### What you will do
Search the material below for the string "name" and list each line that holds it.

### Records provided
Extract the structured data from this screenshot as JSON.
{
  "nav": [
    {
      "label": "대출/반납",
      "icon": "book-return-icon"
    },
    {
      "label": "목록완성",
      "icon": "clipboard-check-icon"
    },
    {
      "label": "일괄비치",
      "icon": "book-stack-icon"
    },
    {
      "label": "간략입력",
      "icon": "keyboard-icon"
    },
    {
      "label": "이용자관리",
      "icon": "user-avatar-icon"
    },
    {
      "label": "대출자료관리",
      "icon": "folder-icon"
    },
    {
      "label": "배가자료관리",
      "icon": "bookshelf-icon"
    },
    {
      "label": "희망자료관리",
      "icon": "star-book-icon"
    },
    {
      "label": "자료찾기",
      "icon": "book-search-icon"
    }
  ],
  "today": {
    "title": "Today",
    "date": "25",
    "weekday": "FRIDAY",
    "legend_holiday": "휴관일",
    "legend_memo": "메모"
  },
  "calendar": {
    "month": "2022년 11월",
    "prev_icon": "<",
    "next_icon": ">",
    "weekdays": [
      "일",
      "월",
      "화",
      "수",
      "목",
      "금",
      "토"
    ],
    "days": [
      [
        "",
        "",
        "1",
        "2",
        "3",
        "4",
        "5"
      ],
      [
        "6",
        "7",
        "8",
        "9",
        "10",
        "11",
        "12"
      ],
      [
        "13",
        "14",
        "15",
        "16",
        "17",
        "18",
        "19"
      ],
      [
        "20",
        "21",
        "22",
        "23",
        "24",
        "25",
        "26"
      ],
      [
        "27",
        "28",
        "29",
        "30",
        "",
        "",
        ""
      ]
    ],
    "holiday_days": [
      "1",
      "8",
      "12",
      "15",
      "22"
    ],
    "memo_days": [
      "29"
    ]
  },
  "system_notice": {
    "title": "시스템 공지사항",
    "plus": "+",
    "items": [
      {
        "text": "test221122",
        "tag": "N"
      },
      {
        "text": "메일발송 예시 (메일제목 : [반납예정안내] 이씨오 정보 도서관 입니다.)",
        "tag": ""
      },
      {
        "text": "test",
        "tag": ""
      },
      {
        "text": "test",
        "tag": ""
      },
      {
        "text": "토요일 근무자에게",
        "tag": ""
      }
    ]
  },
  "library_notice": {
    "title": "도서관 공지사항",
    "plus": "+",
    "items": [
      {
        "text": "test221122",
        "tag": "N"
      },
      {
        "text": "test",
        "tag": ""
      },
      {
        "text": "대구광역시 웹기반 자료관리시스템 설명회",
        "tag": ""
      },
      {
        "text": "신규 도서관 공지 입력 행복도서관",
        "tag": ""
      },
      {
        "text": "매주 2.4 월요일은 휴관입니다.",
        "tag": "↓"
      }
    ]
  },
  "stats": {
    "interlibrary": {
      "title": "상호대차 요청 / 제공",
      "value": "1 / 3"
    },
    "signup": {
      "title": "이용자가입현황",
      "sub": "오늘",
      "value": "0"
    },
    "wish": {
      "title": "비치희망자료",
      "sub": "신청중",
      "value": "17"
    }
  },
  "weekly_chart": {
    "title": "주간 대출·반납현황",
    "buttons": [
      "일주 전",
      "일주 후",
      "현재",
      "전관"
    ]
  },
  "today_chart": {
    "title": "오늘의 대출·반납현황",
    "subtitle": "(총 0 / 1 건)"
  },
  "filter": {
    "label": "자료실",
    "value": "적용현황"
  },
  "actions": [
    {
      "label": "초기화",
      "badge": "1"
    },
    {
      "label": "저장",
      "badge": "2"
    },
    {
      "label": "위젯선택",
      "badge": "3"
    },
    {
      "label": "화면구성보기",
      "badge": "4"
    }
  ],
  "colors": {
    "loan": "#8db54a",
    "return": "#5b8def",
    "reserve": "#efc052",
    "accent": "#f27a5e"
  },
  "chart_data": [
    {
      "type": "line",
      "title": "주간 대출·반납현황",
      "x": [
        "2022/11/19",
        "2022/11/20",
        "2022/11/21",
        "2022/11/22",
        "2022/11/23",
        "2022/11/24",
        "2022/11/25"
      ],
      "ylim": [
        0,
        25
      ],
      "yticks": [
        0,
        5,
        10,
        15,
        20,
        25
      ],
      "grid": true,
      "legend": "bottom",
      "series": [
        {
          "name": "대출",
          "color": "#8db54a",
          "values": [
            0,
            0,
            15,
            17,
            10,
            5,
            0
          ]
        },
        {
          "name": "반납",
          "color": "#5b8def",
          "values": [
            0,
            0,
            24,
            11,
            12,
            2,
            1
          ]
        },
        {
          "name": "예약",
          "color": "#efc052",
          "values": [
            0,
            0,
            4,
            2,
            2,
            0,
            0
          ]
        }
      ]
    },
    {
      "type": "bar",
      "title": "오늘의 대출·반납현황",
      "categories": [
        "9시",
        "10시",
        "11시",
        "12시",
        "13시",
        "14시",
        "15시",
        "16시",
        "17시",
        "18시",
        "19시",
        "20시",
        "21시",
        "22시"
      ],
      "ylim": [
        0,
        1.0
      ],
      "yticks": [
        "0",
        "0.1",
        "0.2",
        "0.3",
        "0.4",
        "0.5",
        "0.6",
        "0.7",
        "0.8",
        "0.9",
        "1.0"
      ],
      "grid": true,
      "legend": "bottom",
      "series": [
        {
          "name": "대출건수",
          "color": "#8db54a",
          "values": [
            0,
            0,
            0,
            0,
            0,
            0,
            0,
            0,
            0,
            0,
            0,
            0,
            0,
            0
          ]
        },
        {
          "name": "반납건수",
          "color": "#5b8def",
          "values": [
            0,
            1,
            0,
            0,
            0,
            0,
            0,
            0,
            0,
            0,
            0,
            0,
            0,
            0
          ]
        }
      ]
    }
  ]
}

### Problem solution
          "name": "대출",
          "name": "반납",
          "name": "예약",
          "name": "대출건수",
          "name": "반납건수",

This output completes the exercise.